(Collected data entries)
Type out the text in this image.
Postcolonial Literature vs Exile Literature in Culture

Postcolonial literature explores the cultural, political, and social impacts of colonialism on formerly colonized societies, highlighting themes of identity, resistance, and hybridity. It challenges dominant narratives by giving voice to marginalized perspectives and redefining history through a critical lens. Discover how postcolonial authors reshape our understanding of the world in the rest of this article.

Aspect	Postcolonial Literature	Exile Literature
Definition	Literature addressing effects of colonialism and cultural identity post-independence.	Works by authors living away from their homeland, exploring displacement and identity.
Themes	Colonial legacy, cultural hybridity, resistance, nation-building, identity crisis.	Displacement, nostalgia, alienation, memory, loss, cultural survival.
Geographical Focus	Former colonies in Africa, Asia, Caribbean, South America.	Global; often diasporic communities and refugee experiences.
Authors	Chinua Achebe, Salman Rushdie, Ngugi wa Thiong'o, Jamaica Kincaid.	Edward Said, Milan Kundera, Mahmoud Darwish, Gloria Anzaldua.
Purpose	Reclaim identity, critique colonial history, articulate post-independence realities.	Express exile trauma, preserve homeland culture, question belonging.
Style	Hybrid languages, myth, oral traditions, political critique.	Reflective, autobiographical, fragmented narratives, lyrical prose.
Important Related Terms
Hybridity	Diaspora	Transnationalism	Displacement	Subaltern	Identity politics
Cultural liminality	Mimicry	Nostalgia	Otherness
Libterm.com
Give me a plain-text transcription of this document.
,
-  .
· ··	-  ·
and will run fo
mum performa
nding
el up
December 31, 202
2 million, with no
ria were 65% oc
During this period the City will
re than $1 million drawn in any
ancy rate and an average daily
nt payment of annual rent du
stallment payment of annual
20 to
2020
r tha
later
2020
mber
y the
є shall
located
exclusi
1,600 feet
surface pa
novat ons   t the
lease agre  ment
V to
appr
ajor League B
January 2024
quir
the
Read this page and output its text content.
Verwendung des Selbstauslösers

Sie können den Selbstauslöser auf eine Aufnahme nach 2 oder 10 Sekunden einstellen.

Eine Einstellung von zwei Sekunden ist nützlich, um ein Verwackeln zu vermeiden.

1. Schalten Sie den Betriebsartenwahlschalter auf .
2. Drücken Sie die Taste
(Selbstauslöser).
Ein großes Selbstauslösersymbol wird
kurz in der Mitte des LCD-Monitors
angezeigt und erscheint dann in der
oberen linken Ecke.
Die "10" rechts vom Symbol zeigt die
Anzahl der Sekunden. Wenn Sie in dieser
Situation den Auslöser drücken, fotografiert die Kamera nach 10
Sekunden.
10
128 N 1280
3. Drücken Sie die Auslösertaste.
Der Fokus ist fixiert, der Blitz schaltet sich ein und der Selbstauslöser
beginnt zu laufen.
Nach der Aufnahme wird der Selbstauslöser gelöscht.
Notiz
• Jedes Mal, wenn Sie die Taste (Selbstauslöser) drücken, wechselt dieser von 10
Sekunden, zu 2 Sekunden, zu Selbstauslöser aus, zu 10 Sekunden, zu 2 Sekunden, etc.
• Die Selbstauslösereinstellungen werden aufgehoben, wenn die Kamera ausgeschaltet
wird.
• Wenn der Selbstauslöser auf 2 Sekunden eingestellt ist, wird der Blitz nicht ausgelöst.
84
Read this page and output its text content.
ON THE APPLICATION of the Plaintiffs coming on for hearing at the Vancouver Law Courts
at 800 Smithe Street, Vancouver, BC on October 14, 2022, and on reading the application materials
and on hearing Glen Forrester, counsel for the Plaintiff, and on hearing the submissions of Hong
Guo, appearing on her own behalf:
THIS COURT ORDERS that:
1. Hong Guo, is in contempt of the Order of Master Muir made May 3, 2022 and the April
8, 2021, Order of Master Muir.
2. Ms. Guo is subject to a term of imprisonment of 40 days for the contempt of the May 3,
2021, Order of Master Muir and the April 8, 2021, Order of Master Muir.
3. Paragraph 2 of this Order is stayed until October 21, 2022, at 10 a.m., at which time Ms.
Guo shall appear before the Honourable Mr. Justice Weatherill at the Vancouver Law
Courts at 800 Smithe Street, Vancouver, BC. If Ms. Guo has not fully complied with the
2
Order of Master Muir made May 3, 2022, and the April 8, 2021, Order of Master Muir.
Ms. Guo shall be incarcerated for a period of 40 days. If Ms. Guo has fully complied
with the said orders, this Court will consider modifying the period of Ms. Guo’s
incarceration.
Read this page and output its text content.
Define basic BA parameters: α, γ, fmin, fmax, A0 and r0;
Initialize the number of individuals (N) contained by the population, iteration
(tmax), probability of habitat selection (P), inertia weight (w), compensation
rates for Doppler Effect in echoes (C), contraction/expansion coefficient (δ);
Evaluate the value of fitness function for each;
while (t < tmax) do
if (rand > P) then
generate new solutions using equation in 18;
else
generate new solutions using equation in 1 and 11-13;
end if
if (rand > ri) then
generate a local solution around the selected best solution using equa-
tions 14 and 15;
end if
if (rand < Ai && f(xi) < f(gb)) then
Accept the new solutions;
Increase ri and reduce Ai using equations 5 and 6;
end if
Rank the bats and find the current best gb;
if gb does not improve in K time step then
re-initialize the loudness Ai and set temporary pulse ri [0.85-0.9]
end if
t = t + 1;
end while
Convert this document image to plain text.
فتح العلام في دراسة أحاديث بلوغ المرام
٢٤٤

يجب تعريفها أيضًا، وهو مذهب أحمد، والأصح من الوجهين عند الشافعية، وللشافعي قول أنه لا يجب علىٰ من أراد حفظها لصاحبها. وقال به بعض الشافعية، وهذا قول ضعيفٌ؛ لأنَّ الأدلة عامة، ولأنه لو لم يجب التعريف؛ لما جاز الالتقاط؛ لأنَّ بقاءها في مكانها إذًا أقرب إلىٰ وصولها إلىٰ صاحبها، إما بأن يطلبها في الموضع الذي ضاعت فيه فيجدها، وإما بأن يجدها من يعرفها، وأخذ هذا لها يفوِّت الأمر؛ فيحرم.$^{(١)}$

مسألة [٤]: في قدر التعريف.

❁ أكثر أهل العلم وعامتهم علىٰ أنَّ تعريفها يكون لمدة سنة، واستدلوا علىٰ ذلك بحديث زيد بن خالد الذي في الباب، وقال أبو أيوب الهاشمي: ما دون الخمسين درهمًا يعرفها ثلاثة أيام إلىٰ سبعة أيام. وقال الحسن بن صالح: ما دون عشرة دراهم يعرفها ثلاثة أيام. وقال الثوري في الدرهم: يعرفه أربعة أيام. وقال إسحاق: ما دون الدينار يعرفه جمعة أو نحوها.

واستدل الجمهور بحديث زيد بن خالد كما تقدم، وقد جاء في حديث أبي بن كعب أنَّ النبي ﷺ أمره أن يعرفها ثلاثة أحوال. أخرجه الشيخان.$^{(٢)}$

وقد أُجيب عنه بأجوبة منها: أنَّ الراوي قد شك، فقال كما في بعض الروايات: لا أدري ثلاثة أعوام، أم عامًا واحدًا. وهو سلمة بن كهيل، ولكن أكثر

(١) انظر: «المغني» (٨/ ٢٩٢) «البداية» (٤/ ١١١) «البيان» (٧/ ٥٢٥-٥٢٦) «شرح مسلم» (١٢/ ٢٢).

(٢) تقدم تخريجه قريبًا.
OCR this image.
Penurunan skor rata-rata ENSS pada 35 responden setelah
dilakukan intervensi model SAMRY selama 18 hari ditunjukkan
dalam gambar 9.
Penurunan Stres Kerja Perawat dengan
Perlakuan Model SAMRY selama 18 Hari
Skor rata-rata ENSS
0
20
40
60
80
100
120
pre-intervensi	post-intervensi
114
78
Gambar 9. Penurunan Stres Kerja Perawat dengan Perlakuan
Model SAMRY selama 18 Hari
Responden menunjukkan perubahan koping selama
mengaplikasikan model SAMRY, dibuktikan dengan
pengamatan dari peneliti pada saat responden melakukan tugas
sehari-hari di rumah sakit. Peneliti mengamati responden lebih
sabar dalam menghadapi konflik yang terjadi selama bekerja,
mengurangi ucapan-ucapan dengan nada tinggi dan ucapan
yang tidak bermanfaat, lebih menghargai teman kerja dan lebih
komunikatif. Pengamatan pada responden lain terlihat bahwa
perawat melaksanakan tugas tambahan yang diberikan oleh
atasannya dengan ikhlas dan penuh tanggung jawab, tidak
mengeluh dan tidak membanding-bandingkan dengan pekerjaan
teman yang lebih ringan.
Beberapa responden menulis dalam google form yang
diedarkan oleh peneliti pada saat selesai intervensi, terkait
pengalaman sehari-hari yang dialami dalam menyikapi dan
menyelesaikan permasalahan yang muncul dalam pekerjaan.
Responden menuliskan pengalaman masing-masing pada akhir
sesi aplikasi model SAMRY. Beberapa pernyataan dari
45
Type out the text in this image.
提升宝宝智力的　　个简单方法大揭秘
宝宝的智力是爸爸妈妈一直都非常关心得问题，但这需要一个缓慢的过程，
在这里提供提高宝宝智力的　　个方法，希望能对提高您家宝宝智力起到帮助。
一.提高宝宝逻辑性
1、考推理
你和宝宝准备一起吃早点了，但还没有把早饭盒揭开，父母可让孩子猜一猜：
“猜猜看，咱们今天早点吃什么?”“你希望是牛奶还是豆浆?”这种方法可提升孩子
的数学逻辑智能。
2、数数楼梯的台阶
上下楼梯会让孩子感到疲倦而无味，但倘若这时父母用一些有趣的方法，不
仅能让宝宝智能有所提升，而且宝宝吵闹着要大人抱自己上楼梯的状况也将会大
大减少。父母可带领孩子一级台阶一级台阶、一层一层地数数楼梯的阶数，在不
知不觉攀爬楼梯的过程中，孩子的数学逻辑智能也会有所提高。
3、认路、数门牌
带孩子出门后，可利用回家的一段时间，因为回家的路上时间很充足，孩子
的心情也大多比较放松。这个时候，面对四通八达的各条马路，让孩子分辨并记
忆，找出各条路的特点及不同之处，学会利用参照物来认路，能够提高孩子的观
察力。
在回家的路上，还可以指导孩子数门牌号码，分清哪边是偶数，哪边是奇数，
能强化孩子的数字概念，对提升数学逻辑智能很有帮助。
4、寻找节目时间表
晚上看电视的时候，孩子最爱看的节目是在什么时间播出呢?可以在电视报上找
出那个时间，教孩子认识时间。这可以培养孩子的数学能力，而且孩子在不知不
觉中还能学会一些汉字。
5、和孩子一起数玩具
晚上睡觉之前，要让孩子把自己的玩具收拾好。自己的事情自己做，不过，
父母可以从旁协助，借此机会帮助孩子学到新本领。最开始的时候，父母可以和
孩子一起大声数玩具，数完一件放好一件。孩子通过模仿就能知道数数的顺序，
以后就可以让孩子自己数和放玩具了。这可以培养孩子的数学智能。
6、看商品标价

WHAT IS BEING ASKED
Pull out every line holding "oleh" from the records above, and copy it.

ANSWER TO THE PROBLEM
perawat melaksanakan tugas tambahan yang diberikan oleh
diedarkan oleh peneliti pada saat selesai intervensi, terkait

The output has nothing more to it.